**Written problem**: Search the entries for the word "漁具等の供与" and pull out each line that has it.

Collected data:
begin
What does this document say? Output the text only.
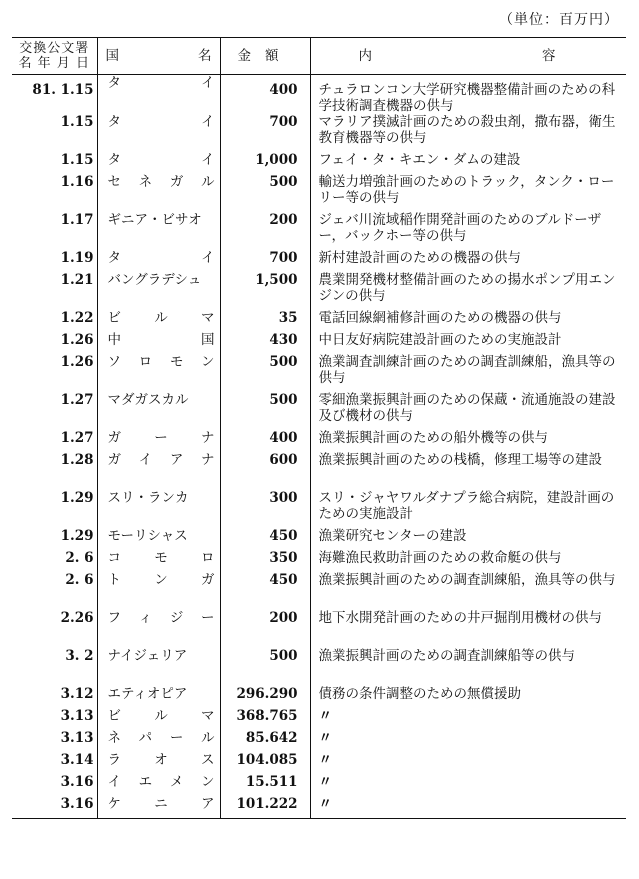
（単位：百万円）
交換公文署
名 年 月 日	国 名	金額	内 容
81. 1.15	タ イ	400	チュラロンコン大学研究機器整備計画のための科学技術調査機器の供与
1.15	タ イ	700	マラリア撲滅計画のための殺虫剤，撒布器，衛生教育機器等の供与
1.15	タ イ	1,000	フェイ・タ・キエン・ダムの建設
1.16	セ ネ ガ ル	500	輸送力増強計画のためのトラック，タンク・ローリー等の供与
1.17	ギニア・ビサオ	200	ジェバ川流域稲作開発計画のためのブルドーザー，バックホー等の供与
1.19	タ イ	700	新村建設計画のための機器の供与
1.21	バングラデシュ	1,500	農業開発機材整備計画のための揚水ポンプ用エンジンの供与
1.22	ビ ル マ	35	電話回線網補修計画のための機器の供与
1.26	中 国	430	中日友好病院建設計画のための実施設計
1.26	ソ ロ モ ン	500	漁業調査訓練計画のための調査訓練船，漁具等の供与
1.27	マダガスカル	500	零細漁業振興計画のための保蔵・流通施設の建設及び機材の供与
1.27	ガ ー ナ	400	漁業振興計画のための船外機等の供与
1.28	ガ イ ア ナ	600	漁業振興計画のための桟橋，修理工場等の建設
1.29	スリ・ランカ	300	スリ・ジャヤワルダナプラ総合病院，建設計画のための実施設計
1.29	モーリシャス	450	漁業研究センターの建設
2. 6	コ モ ロ	350	海難漁民救助計画のための救命艇の供与
2. 6	ト ン ガ	450	漁業振興計画のための調査訓練船，漁具等の供与
2.26	フ ィ ジ ー	200	地下水開発計画のための井戸掘削用機材の供与
3. 2	ナイジェリア	500	漁業振興計画のための調査訓練船等の供与
3.12	エティオピア	296.290	債務の条件調整のための無償援助
3.13	ビ ル マ	368.765	〃
3.13	ネ パ ー ル	85.642	〃
3.14	ラ オ ス	104.085	〃
3.16	イ エ メ ン	15.511	〃
3.16	ケ ニ ア	101.222	〃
end
**Full solution**:
1.26	ソ ロ モ ン	500	漁業調査訓練計画のための調査訓練船，漁具等の供与
2. 6	ト ン ガ	450	漁業振興計画のための調査訓練船，漁具等の供与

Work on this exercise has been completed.